▸ TASK PROMPT:
Only a number is required: how many lines of the material contain the word "železničních"?

▸ Saved entries:
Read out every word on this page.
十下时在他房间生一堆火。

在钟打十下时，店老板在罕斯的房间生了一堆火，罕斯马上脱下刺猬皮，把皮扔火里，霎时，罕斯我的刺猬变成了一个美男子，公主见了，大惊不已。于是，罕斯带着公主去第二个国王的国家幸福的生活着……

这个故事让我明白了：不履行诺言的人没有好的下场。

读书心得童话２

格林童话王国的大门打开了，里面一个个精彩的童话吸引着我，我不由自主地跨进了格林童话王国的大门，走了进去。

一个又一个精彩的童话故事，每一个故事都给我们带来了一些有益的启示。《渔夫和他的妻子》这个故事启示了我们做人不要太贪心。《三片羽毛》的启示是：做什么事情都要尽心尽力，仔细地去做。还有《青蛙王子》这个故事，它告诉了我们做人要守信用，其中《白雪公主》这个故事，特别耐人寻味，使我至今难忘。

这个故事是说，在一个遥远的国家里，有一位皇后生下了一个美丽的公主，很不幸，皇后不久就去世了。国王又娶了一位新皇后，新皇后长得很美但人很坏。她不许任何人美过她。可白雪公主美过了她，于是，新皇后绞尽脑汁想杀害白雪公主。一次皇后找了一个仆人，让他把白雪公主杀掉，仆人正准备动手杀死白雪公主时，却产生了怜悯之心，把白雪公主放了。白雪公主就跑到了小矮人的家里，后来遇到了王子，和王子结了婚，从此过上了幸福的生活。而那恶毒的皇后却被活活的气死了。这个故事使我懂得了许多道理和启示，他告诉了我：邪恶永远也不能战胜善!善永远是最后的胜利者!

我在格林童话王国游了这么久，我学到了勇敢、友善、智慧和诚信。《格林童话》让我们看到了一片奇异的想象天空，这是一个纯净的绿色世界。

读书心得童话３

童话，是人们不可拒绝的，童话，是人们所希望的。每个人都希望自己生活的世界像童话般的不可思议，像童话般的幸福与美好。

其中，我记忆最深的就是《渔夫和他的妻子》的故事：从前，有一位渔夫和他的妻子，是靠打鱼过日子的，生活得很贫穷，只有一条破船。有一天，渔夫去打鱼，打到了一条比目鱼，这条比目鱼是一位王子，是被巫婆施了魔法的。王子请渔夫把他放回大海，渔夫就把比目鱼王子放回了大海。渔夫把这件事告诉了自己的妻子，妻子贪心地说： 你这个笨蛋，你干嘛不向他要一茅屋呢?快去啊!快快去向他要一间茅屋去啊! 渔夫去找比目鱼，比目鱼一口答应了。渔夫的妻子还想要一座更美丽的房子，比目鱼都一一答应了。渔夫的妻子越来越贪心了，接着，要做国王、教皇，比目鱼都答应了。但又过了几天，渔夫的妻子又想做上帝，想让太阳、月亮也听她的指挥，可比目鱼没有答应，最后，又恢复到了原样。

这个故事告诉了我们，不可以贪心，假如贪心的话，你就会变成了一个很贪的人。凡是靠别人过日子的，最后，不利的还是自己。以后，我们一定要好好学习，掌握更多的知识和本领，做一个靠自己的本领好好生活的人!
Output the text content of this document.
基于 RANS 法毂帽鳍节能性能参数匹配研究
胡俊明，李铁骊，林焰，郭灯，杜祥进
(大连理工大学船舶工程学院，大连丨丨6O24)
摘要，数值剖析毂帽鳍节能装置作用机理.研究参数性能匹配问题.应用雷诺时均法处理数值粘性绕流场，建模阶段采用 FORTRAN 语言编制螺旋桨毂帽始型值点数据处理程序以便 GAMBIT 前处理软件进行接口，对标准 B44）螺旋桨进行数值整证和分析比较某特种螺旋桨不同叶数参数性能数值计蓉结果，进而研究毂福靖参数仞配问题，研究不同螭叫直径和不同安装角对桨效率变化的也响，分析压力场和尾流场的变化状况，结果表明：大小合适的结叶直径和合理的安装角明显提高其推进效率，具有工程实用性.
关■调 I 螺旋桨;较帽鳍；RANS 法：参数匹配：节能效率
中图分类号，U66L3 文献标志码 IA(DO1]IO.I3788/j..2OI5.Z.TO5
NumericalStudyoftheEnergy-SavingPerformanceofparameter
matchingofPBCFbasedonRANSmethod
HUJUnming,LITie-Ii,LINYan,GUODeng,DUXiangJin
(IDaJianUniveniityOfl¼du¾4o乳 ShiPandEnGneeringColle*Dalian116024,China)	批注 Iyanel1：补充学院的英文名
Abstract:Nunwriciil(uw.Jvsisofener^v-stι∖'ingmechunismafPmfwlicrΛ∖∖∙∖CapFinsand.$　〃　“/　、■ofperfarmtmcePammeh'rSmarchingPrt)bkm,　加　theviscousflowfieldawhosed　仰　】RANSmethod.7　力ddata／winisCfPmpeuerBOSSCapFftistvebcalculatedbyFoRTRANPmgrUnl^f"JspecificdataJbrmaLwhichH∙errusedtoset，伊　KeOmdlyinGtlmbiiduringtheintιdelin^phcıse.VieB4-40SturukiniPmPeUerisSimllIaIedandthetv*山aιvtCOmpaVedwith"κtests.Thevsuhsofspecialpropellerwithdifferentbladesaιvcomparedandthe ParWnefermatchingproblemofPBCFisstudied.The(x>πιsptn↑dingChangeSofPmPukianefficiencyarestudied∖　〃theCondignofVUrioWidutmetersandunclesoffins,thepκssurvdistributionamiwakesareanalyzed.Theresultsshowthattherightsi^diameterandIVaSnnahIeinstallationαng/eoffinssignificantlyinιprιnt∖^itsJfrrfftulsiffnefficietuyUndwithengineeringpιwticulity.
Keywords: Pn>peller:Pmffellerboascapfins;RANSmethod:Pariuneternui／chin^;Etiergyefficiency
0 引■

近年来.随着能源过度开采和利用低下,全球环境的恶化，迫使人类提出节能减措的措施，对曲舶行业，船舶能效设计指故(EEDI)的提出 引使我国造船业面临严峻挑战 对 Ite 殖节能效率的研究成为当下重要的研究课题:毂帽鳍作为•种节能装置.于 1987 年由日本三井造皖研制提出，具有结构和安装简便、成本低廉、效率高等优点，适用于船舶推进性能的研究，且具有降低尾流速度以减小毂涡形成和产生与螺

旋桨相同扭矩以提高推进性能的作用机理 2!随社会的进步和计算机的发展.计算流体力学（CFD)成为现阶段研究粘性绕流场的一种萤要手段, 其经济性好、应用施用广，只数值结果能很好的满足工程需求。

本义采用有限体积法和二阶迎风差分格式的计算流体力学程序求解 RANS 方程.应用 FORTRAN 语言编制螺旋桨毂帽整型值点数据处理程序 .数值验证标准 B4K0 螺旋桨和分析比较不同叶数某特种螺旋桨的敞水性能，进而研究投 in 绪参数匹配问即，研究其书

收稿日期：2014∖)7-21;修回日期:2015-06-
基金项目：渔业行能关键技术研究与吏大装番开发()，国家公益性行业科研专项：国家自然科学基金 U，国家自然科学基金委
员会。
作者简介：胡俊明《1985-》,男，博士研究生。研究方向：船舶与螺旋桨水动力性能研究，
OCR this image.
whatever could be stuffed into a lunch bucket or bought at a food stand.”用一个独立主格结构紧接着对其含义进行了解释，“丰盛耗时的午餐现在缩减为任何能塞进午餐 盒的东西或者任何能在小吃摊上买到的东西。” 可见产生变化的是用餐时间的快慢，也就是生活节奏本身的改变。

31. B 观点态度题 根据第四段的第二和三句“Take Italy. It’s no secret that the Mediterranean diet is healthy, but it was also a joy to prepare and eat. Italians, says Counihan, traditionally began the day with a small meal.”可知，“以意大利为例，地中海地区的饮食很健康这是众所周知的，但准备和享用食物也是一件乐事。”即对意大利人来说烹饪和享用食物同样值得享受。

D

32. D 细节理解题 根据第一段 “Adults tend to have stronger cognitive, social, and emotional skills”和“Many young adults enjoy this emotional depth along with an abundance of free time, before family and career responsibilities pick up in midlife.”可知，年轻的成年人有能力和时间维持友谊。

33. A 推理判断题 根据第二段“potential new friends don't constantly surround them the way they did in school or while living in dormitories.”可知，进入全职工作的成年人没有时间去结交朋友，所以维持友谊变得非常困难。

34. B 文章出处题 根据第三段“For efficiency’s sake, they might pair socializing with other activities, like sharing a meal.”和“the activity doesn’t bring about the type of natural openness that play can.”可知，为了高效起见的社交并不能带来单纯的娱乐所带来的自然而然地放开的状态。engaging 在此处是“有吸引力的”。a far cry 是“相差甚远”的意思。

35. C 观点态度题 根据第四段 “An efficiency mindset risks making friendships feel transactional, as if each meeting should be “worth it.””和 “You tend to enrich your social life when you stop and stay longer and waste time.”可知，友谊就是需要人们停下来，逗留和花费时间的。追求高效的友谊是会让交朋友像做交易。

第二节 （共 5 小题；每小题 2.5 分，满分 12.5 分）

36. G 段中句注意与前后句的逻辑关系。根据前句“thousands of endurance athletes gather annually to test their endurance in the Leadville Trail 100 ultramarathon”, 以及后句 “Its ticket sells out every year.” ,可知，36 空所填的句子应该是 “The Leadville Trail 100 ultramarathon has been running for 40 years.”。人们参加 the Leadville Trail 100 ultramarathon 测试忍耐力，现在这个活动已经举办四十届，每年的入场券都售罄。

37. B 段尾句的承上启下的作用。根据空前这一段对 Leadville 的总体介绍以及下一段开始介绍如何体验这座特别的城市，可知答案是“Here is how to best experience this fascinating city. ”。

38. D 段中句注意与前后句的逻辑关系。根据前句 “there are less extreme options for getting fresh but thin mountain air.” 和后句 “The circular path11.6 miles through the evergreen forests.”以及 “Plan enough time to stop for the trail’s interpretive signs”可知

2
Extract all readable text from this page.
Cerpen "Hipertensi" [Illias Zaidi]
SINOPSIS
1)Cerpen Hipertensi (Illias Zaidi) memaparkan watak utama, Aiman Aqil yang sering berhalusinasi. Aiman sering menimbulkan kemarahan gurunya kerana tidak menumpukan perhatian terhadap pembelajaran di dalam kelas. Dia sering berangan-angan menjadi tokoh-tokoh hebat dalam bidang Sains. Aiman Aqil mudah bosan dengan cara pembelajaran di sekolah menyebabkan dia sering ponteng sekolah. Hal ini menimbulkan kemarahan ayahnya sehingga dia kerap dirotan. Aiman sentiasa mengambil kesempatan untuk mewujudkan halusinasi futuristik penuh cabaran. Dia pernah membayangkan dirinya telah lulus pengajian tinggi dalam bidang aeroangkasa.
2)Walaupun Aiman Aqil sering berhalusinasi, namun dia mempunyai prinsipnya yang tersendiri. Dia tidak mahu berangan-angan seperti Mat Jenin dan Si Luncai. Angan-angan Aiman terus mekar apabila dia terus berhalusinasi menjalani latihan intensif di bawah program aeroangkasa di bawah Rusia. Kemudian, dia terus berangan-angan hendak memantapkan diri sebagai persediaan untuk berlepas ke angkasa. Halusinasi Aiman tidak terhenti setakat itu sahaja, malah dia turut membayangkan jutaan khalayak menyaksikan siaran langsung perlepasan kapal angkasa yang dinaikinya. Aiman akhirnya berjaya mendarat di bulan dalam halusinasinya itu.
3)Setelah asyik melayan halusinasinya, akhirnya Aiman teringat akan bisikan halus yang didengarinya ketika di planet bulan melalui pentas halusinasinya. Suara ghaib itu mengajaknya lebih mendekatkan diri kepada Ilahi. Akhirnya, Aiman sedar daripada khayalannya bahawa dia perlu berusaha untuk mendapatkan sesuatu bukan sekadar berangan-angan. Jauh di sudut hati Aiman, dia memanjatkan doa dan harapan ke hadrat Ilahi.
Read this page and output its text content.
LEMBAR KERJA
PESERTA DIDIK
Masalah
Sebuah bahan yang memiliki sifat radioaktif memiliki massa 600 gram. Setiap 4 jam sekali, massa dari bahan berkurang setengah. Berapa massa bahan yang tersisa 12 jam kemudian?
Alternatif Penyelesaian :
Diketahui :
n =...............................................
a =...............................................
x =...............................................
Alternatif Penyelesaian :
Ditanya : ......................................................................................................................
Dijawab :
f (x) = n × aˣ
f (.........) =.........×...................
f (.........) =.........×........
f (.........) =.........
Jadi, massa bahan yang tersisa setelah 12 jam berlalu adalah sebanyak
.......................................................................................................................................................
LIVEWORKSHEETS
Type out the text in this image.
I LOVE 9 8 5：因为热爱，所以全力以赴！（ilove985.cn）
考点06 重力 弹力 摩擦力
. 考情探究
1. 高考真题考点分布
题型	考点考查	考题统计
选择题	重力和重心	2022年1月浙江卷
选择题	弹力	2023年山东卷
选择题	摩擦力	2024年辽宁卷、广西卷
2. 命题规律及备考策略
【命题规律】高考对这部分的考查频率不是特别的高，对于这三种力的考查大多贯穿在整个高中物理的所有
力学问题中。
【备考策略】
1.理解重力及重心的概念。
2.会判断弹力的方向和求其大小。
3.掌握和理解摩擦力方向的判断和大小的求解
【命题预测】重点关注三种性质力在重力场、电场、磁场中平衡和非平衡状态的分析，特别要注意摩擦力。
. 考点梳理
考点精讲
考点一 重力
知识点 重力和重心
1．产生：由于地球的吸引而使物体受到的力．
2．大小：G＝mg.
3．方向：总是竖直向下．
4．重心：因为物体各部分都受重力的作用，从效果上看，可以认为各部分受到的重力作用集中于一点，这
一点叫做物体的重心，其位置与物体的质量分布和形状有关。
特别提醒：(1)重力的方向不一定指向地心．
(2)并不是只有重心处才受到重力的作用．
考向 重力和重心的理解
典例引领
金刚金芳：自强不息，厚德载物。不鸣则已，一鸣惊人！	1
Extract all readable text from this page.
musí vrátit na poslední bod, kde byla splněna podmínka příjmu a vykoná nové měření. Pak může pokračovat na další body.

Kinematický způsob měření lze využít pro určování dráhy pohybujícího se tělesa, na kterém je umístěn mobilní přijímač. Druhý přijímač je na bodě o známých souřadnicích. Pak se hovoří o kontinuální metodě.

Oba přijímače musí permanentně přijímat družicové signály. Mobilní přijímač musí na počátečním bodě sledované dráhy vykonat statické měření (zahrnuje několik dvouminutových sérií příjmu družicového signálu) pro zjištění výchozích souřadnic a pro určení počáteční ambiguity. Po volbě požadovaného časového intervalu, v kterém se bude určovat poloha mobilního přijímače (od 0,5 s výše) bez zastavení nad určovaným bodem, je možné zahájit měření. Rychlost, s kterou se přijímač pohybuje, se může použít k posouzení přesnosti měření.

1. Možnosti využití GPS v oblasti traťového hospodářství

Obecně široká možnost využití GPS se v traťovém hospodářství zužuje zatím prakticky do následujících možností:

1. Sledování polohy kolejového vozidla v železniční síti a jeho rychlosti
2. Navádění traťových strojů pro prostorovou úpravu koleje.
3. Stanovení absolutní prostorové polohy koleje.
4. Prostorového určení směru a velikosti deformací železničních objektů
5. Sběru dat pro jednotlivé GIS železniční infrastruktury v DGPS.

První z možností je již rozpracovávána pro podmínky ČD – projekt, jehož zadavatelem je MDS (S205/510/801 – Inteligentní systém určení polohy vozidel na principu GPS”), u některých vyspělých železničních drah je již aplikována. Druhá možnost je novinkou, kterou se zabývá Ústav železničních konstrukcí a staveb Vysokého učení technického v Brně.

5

▸ OUTPUT BELOW:
2